>>>
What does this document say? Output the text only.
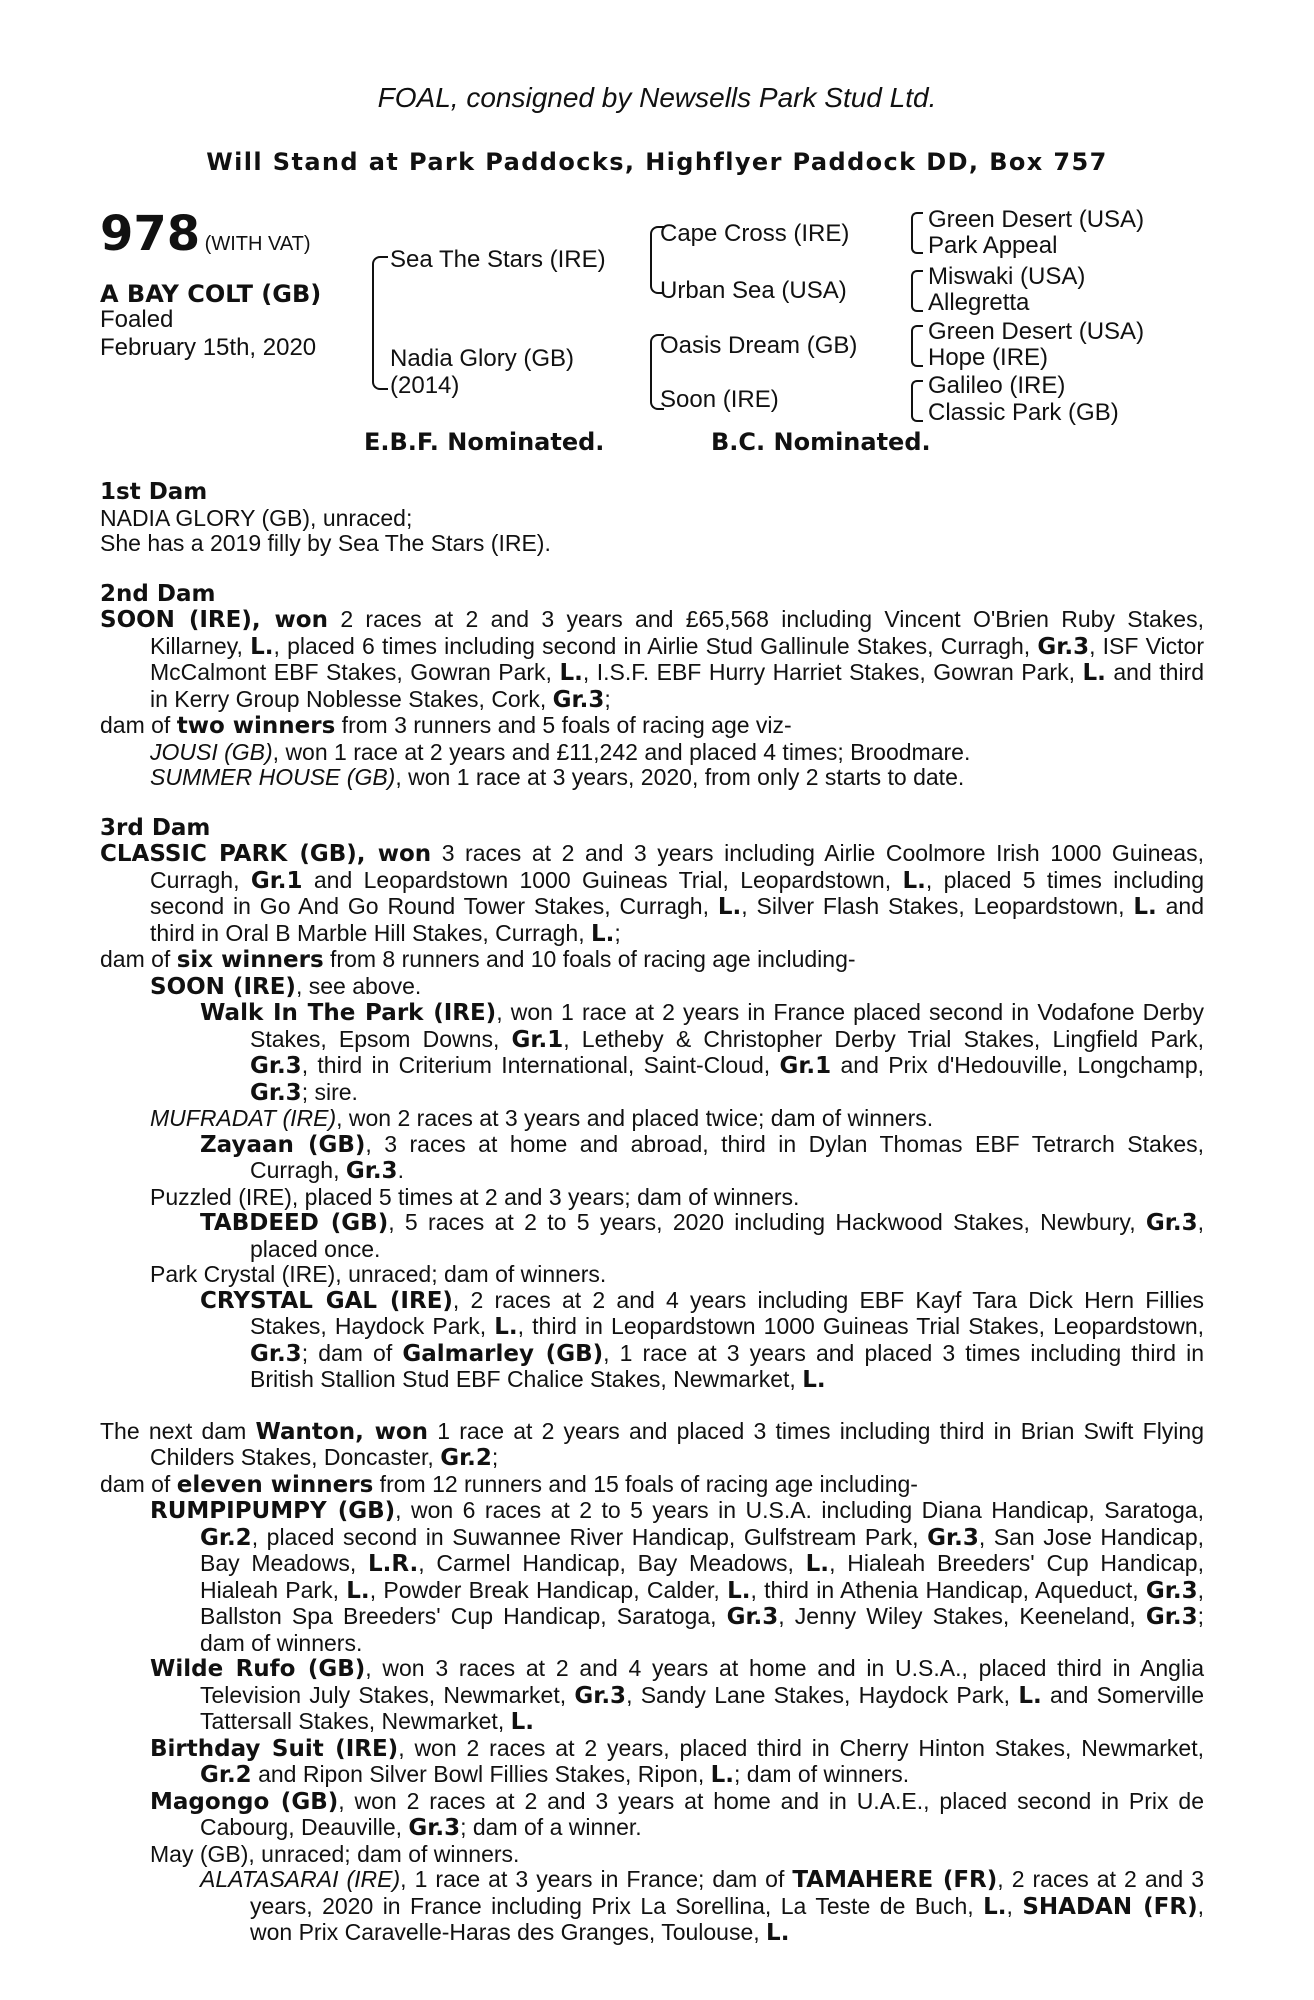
FOAL, consigned by Newsells Park Stud Ltd.
Will Stand at Park Paddocks, Highflyer Paddock DD, Box 757
978 (WITH VAT)
A BAY COLT (GB)
Foaled
February 15th, 2020
Sea The Stars (IRE)
Nadia Glory (GB)
(2014)
Cape Cross (IRE)
Urban Sea (USA)
Oasis Dream (GB)
Soon (IRE)
Green Desert (USA)
Park Appeal
Miswaki (USA)
Allegretta
Green Desert (USA)
Hope (IRE)
Galileo (IRE)
Classic Park (GB)
E.B.F. Nominated.	B.C. Nominated.

1st Dam

NADIA GLORY (GB), unraced;

She has a 2019 filly by Sea The Stars (IRE).

2nd Dam

SOON (IRE), won 2 races at 2 and 3 years and £65,568 including Vincent O'Brien Ruby Stakes, Killarney, L., placed 6 times including second in Airlie Stud Gallinule Stakes, Curragh, Gr.3, ISF Victor McCalmont EBF Stakes, Gowran Park, L., I.S.F. EBF Hurry Harriet Stakes, Gowran Park, L. and third in Kerry Group Noblesse Stakes, Cork, Gr.3;

dam of two winners from 3 runners and 5 foals of racing age viz-

JOUSI (GB), won 1 race at 2 years and £11,242 and placed 4 times; Broodmare.

SUMMER HOUSE (GB), won 1 race at 3 years, 2020, from only 2 starts to date.

3rd Dam

CLASSIC PARK (GB), won 3 races at 2 and 3 years including Airlie Coolmore Irish 1000 Guineas, Curragh, Gr.1 and Leopardstown 1000 Guineas Trial, Leopardstown, L., placed 5 times including second in Go And Go Round Tower Stakes, Curragh, L., Silver Flash Stakes, Leopardstown, L. and third in Oral B Marble Hill Stakes, Curragh, L.;

dam of six winners from 8 runners and 10 foals of racing age including-

SOON (IRE), see above.

Walk In The Park (IRE), won 1 race at 2 years in France placed second in Vodafone Derby Stakes, Epsom Downs, Gr.1, Letheby & Christopher Derby Trial Stakes, Lingfield Park, Gr.3, third in Criterium International, Saint-Cloud, Gr.1 and Prix d'Hedouville, Longchamp, Gr.3; sire.

MUFRADAT (IRE), won 2 races at 3 years and placed twice; dam of winners.

Zayaan (GB), 3 races at home and abroad, third in Dylan Thomas EBF Tetrarch Stakes, Curragh, Gr.3.

Puzzled (IRE), placed 5 times at 2 and 3 years; dam of winners.

TABDEED (GB), 5 races at 2 to 5 years, 2020 including Hackwood Stakes, Newbury, Gr.3, placed once.

Park Crystal (IRE), unraced; dam of winners.

CRYSTAL GAL (IRE), 2 races at 2 and 4 years including EBF Kayf Tara Dick Hern Fillies Stakes, Haydock Park, L., third in Leopardstown 1000 Guineas Trial Stakes, Leopardstown, Gr.3; dam of Galmarley (GB), 1 race at 3 years and placed 3 times including third in British Stallion Stud EBF Chalice Stakes, Newmarket, L.

The next dam Wanton, won 1 race at 2 years and placed 3 times including third in Brian Swift Flying Childers Stakes, Doncaster, Gr.2;

dam of eleven winners from 12 runners and 15 foals of racing age including-

RUMPIPUMPY (GB), won 6 races at 2 to 5 years in U.S.A. including Diana Handicap, Saratoga, Gr.2, placed second in Suwannee River Handicap, Gulfstream Park, Gr.3, San Jose Handicap, Bay Meadows, L.R., Carmel Handicap, Bay Meadows, L., Hialeah Breeders' Cup Handicap, Hialeah Park, L., Powder Break Handicap, Calder, L., third in Athenia Handicap, Aqueduct, Gr.3, Ballston Spa Breeders' Cup Handicap, Saratoga, Gr.3, Jenny Wiley Stakes, Keeneland, Gr.3; dam of winners.

Wilde Rufo (GB), won 3 races at 2 and 4 years at home and in U.S.A., placed third in Anglia Television July Stakes, Newmarket, Gr.3, Sandy Lane Stakes, Haydock Park, L. and Somerville Tattersall Stakes, Newmarket, L.

Birthday Suit (IRE), won 2 races at 2 years, placed third in Cherry Hinton Stakes, Newmarket, Gr.2 and Ripon Silver Bowl Fillies Stakes, Ripon, L.; dam of winners.

Magongo (GB), won 2 races at 2 and 3 years at home and in U.A.E., placed second in Prix de Cabourg, Deauville, Gr.3; dam of a winner.

May (GB), unraced; dam of winners.

ALATASARAI (IRE), 1 race at 3 years in France; dam of TAMAHERE (FR), 2 races at 2 and 3 years, 2020 in France including Prix La Sorellina, La Teste de Buch, L., SHADAN (FR), won Prix Caravelle-Haras des Granges, Toulouse, L.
<<<
# Given instruction
Your copy should repeat each entry above exactly but contain no pictures.

# Exercise answer
What does this document say? Output the text only.
FOAL, consigned by Newsells Park Stud Ltd.
Will Stand at Park Paddocks, Highflyer Paddock DD, Box 757
978 (WITH VAT)
A BAY COLT (GB)
Foaled
February 15th, 2020
Sea The Stars (IRE)
Nadia Glory (GB)
(2014)
Cape Cross (IRE)
Urban Sea (USA)
Oasis Dream (GB)
Soon (IRE)
Green Desert (USA)
Park Appeal
Miswaki (USA)
Allegretta
Green Desert (USA)
Hope (IRE)
Galileo (IRE)
Classic Park (GB)
E.B.F. Nominated.	B.C. Nominated.

1st Dam

NADIA GLORY (GB), unraced;

She has a 2019 filly by Sea The Stars (IRE).

2nd Dam

SOON (IRE), won 2 races at 2 and 3 years and £65,568 including Vincent O'Brien Ruby Stakes, Killarney, L., placed 6 times including second in Airlie Stud Gallinule Stakes, Curragh, Gr.3, ISF Victor McCalmont EBF Stakes, Gowran Park, L., I.S.F. EBF Hurry Harriet Stakes, Gowran Park, L. and third in Kerry Group Noblesse Stakes, Cork, Gr.3;

dam of two winners from 3 runners and 5 foals of racing age viz-

JOUSI (GB), won 1 race at 2 years and £11,242 and placed 4 times; Broodmare.

SUMMER HOUSE (GB), won 1 race at 3 years, 2020, from only 2 starts to date.

3rd Dam

CLASSIC PARK (GB), won 3 races at 2 and 3 years including Airlie Coolmore Irish 1000 Guineas, Curragh, Gr.1 and Leopardstown 1000 Guineas Trial, Leopardstown, L., placed 5 times including second in Go And Go Round Tower Stakes, Curragh, L., Silver Flash Stakes, Leopardstown, L. and third in Oral B Marble Hill Stakes, Curragh, L.;

dam of six winners from 8 runners and 10 foals of racing age including-

SOON (IRE), see above.

Walk In The Park (IRE), won 1 race at 2 years in France placed second in Vodafone Derby Stakes, Epsom Downs, Gr.1, Letheby & Christopher Derby Trial Stakes, Lingfield Park, Gr.3, third in Criterium International, Saint-Cloud, Gr.1 and Prix d'Hedouville, Longchamp, Gr.3; sire.

MUFRADAT (IRE), won 2 races at 3 years and placed twice; dam of winners.

Zayaan (GB), 3 races at home and abroad, third in Dylan Thomas EBF Tetrarch Stakes, Curragh, Gr.3.

Puzzled (IRE), placed 5 times at 2 and 3 years; dam of winners.

TABDEED (GB), 5 races at 2 to 5 years, 2020 including Hackwood Stakes, Newbury, Gr.3, placed once.

Park Crystal (IRE), unraced; dam of winners.

CRYSTAL GAL (IRE), 2 races at 2 and 4 years including EBF Kayf Tara Dick Hern Fillies Stakes, Haydock Park, L., third in Leopardstown 1000 Guineas Trial Stakes, Leopardstown, Gr.3; dam of Galmarley (GB), 1 race at 3 years and placed 3 times including third in British Stallion Stud EBF Chalice Stakes, Newmarket, L.

The next dam Wanton, won 1 race at 2 years and placed 3 times including third in Brian Swift Flying Childers Stakes, Doncaster, Gr.2;

dam of eleven winners from 12 runners and 15 foals of racing age including-

RUMPIPUMPY (GB), won 6 races at 2 to 5 years in U.S.A. including Diana Handicap, Saratoga, Gr.2, placed second in Suwannee River Handicap, Gulfstream Park, Gr.3, San Jose Handicap, Bay Meadows, L.R., Carmel Handicap, Bay Meadows, L., Hialeah Breeders' Cup Handicap, Hialeah Park, L., Powder Break Handicap, Calder, L., third in Athenia Handicap, Aqueduct, Gr.3, Ballston Spa Breeders' Cup Handicap, Saratoga, Gr.3, Jenny Wiley Stakes, Keeneland, Gr.3; dam of winners.

Wilde Rufo (GB), won 3 races at 2 and 4 years at home and in U.S.A., placed third in Anglia Television July Stakes, Newmarket, Gr.3, Sandy Lane Stakes, Haydock Park, L. and Somerville Tattersall Stakes, Newmarket, L.

Birthday Suit (IRE), won 2 races at 2 years, placed third in Cherry Hinton Stakes, Newmarket, Gr.2 and Ripon Silver Bowl Fillies Stakes, Ripon, L.; dam of winners.

Magongo (GB), won 2 races at 2 and 3 years at home and in U.A.E., placed second in Prix de Cabourg, Deauville, Gr.3; dam of a winner.

May (GB), unraced; dam of winners.

ALATASARAI (IRE), 1 race at 3 years in France; dam of TAMAHERE (FR), 2 races at 2 and 3 years, 2020 in France including Prix La Sorellina, La Teste de Buch, L., SHADAN (FR), won Prix Caravelle-Haras des Granges, Toulouse, L.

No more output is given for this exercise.